Saut mengatakan yakin bahwa tidak ada penyidik yang berbuat demikian di KPK.
Saya kemudian bertanya, apakah in keyakinan berdasar hasil pemeriksaan ataukah keyakinan pribadi?
Sayangnya, KPK sampai saat ini belum pernah membentuk proses pemeriksaan internal kepada 7 penyidik yang disebut Miryam menemui anggota DPR.
Direktur Penyidikan Brigjen Pol Aris Budiman telah mengatakan bahwa ia tidak pernah bertemu anggota DPR untuk membocorkan informasi terkait kasus e-KTP.
Setidaknya sampai saat ini belum ada keputusan apapun dari KPK yang bisa menjelaskan dugaan ini.

____

TUJUAN 1:
Menurut teks tentang penyidik KPK, berapa jumlah penyidik yang disebut Miryam menemui anggota DPR?
TUJUAN 2:
Tolong lanjutkan teks tentang penyidik KPK, dimulai setelah kalimat terakhirnya.

[Data lokasi elemen]
____

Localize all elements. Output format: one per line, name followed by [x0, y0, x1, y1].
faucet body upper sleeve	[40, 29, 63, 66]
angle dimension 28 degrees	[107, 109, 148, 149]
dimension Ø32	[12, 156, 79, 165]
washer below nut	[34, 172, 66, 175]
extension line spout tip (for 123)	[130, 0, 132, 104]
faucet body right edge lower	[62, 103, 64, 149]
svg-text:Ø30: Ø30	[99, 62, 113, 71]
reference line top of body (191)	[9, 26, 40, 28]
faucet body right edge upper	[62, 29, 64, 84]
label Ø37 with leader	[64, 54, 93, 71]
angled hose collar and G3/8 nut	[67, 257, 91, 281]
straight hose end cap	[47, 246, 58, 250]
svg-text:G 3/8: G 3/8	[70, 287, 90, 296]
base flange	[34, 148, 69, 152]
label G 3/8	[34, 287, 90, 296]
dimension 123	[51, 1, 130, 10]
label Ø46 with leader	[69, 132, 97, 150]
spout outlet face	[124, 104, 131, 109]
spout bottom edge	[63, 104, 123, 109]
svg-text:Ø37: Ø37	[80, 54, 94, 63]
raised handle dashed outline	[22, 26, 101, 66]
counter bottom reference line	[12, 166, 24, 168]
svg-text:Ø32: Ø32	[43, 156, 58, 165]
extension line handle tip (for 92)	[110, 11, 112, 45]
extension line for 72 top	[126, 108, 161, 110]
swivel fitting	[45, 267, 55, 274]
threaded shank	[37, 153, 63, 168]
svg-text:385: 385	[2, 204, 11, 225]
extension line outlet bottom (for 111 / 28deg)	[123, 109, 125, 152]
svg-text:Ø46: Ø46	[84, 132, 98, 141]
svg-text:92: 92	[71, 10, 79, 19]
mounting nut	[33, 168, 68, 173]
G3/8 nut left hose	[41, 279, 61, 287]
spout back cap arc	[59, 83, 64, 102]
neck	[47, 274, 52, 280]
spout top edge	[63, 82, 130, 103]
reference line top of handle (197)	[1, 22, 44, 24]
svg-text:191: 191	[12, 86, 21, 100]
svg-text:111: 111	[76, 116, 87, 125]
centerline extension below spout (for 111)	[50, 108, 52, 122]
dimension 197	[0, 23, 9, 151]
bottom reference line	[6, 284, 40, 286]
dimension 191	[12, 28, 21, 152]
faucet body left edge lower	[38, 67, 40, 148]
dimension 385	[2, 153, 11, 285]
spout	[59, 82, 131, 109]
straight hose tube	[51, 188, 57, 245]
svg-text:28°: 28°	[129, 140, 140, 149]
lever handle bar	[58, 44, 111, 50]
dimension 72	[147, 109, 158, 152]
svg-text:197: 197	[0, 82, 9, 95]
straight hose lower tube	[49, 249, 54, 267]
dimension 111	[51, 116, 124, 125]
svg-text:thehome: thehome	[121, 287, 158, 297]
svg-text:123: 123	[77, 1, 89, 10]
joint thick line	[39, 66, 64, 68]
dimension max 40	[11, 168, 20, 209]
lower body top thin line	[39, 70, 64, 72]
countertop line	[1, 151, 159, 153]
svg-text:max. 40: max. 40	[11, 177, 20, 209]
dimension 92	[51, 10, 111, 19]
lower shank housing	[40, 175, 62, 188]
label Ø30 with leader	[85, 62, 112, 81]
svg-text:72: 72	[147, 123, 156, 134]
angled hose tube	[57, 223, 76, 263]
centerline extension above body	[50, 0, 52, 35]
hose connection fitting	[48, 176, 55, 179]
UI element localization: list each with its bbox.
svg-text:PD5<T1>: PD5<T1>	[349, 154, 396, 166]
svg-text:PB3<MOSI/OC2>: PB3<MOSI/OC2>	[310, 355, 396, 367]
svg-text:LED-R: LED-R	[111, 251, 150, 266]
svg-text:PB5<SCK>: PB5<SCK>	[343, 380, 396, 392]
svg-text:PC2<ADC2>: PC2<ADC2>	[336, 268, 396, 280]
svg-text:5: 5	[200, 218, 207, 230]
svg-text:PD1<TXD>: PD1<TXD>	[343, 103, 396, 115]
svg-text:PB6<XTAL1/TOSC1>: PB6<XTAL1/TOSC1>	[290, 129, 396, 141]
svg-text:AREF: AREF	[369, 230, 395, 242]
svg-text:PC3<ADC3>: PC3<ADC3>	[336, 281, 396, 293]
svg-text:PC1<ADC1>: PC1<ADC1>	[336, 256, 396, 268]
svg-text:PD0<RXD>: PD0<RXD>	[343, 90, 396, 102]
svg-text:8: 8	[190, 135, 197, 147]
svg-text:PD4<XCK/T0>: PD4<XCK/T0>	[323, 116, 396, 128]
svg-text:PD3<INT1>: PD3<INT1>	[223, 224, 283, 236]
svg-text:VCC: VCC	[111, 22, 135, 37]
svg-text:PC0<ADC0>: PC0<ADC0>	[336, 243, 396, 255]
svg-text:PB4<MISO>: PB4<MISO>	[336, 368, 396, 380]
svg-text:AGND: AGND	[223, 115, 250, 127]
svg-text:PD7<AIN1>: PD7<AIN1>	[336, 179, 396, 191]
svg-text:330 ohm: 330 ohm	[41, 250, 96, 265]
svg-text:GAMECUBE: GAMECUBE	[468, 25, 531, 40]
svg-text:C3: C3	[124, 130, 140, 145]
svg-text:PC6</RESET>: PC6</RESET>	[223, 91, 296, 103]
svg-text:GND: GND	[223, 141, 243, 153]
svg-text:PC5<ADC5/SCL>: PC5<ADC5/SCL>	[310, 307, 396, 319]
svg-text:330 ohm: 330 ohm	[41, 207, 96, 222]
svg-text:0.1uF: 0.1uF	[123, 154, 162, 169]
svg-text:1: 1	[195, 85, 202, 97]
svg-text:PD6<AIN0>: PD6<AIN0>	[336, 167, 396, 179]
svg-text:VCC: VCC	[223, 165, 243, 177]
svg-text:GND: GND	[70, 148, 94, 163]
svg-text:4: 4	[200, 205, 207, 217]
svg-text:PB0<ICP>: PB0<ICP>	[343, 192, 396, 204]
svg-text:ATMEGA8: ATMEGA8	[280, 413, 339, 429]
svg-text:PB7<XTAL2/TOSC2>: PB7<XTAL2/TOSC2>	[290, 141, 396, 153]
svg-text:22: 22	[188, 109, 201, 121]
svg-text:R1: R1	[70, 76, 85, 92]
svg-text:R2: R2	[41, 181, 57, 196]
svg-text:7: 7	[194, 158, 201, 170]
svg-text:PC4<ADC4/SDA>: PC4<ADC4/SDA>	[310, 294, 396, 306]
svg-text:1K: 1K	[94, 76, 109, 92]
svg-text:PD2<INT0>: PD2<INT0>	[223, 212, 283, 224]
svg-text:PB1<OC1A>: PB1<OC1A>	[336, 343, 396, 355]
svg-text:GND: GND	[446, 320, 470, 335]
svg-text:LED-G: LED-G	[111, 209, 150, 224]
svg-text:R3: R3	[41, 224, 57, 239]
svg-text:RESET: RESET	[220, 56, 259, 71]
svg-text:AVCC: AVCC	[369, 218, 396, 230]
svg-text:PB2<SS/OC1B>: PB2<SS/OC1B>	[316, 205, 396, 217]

____

JAWABAN 1:
Tujuh penyidik.

JAWABAN 2:
Sebuah kejanggalan. Selain sebagai lembaga pemberantas korupsi juga merupakan lembaga yang menjadi role model penegakan integritas di negeri ini?
Jika memang ada dugaan serius tentu proses internal selayaknya dilakukan dan hasilnya diumumkan secara transparan termasuk proses pemeriksaan yang tidak merugikan pihak – pihak yang memang tidak terbukti terkait di kemudian hari.
Saya teringat kasus bocornya surat perintah penyidikan (sprindik) atas nama Anas Urbaningrum yang belakangan diketahui dilakukan oleh sekretaris Ketua KPK kala itu, Wiwin Suwandi. Saya sempat mewawancarai Wiwin Suwandi secara ekslusif tahun 2013 silam.
Dua pimpinan KPK kala itu, Abraham Samad dan Adnan Pandu Praja, diberikan sanksi etik karena kelalaian dan kurang hati-hati dalam menjaga informasi yang bersifat rahasia.
Apa yang terjadi pada kasus rekaman Miryam ini sungguh sebuah ujian integritas di tubuh KPK. Apa yang terjadi sesungguhnya di dalam sana?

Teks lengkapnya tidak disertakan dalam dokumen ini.